*Work to do:*
Take from the listing each line that has the string "ylabel".

*Stored items:*
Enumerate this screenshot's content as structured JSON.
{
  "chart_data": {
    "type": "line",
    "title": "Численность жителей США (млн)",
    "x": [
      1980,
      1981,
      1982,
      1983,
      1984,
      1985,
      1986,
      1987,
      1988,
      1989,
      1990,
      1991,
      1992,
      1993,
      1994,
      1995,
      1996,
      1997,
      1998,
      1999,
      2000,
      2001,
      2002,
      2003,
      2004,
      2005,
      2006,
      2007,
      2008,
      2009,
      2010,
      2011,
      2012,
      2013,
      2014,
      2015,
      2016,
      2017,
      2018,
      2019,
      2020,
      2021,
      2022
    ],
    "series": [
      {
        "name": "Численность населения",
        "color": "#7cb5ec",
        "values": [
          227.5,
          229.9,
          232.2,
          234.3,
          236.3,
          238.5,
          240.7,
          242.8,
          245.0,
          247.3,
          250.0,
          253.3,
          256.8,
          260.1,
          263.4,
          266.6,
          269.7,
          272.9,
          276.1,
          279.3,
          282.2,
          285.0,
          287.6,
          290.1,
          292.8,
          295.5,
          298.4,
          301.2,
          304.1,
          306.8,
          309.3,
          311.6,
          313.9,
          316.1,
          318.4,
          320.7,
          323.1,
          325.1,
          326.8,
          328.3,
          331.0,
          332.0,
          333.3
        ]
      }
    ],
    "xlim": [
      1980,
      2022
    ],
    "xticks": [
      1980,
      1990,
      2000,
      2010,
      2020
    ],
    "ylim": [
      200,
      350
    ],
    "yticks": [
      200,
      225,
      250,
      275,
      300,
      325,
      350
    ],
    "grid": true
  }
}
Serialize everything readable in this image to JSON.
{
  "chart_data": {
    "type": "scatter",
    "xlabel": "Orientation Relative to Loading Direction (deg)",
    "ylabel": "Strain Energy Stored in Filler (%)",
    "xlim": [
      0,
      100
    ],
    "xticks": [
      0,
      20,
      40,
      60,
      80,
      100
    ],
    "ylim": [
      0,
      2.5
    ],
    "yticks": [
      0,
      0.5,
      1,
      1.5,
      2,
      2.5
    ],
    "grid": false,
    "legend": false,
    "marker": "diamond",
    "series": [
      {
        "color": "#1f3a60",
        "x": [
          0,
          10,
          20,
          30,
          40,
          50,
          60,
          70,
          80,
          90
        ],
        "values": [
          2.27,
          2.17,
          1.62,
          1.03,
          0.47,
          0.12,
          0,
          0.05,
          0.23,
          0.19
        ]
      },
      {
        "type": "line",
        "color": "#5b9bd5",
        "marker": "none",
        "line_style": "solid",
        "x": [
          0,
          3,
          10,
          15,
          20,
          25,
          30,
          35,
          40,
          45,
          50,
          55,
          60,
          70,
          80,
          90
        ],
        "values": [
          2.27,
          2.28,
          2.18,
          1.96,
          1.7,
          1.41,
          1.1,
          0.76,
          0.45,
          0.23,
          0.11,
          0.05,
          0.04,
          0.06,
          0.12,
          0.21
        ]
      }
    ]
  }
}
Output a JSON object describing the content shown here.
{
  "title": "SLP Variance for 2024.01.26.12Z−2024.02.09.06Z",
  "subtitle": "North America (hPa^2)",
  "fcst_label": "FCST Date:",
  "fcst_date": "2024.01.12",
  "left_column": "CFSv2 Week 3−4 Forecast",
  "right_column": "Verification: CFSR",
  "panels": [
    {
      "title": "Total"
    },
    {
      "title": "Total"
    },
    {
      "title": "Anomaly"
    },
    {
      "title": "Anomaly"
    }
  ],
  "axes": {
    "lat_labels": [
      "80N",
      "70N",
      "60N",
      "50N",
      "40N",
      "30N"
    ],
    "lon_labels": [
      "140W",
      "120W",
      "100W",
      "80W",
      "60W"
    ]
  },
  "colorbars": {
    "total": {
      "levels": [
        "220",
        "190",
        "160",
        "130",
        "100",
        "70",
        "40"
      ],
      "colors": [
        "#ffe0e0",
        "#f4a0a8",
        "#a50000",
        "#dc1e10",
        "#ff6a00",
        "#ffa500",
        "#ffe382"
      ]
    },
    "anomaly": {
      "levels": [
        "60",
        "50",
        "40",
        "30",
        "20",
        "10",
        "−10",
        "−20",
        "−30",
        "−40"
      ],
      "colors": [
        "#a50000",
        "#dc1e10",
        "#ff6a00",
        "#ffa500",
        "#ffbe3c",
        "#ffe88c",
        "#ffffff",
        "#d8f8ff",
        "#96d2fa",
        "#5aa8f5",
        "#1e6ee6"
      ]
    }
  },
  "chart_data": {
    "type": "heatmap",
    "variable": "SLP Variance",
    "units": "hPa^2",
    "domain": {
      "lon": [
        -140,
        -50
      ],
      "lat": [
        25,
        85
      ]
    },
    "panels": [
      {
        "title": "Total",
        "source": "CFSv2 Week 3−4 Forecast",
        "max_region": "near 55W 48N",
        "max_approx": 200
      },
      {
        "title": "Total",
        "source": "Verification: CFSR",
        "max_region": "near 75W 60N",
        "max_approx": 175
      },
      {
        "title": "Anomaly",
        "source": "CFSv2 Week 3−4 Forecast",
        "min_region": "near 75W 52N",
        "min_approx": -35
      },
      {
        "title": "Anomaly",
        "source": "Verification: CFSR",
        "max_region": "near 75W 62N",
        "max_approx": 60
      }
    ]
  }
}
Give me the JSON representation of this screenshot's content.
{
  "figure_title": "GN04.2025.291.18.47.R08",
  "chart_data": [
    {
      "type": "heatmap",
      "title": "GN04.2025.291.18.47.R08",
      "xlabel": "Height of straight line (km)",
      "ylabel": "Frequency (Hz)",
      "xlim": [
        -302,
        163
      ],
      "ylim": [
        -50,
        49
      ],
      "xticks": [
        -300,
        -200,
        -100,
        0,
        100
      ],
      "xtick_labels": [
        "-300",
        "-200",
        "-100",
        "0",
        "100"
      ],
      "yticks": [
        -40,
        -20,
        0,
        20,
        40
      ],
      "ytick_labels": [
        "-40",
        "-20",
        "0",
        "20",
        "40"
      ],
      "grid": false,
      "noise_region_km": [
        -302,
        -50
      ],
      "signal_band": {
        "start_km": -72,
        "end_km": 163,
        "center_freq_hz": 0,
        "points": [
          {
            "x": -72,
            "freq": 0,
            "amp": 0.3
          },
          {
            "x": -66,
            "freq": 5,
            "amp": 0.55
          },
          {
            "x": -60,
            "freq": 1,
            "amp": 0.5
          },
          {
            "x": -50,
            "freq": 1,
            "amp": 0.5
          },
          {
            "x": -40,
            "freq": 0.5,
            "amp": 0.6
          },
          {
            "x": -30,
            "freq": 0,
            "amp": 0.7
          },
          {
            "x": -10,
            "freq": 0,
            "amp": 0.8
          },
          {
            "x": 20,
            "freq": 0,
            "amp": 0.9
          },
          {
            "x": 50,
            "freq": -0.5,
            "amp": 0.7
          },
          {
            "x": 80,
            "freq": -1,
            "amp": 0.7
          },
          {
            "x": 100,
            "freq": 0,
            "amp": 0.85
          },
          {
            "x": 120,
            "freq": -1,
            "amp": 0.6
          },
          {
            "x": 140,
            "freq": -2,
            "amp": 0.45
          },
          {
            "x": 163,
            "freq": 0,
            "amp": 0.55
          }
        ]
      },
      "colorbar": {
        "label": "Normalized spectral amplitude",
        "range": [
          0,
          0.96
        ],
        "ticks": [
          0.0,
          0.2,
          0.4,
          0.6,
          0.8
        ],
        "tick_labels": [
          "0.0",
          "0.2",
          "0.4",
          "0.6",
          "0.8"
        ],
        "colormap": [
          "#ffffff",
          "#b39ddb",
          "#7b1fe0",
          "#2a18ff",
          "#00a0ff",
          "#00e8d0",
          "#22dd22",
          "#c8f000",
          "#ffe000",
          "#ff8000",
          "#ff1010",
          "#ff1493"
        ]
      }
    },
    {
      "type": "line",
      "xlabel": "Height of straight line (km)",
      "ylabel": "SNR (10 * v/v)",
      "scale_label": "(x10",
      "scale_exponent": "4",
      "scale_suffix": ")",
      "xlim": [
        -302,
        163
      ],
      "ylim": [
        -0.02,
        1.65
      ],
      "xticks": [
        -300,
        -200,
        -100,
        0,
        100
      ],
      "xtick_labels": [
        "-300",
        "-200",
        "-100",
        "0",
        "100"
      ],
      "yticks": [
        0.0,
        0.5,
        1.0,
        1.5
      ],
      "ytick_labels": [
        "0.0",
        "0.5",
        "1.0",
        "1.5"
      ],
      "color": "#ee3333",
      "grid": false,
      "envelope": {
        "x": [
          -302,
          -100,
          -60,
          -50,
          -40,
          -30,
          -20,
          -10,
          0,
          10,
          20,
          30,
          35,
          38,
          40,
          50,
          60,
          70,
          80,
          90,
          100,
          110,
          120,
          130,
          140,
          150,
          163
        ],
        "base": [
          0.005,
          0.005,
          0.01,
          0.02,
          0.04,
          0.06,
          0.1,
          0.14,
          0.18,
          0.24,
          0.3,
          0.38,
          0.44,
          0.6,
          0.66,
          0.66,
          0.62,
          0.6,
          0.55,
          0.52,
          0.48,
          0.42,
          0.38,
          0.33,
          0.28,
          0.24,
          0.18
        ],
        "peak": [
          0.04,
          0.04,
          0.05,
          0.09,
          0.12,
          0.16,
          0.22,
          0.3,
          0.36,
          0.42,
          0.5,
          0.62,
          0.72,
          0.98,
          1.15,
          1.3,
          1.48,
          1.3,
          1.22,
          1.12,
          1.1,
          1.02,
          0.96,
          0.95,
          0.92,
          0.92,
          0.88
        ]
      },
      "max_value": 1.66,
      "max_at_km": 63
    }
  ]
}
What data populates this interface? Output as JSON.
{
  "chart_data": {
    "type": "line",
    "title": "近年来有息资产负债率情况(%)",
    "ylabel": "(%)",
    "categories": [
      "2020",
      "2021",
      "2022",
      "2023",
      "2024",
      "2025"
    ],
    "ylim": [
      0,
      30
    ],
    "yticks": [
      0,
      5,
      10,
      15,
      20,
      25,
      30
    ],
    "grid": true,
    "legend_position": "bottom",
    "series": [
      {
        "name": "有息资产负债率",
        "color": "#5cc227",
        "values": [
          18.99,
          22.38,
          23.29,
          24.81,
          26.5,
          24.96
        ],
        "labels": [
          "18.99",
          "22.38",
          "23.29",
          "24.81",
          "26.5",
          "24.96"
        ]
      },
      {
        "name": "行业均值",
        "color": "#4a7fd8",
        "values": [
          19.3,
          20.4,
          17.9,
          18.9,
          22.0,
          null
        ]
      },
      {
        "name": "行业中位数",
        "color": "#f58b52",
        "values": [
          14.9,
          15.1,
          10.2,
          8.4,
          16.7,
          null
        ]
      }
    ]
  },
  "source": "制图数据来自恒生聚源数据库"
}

*Result for this exercise:*
    "ylabel": "Strain Energy Stored in Filler (%)",
      "ylabel": "Frequency (Hz)",
      "ylabel": "SNR (10 * v/v)",
    "ylabel": "(%)",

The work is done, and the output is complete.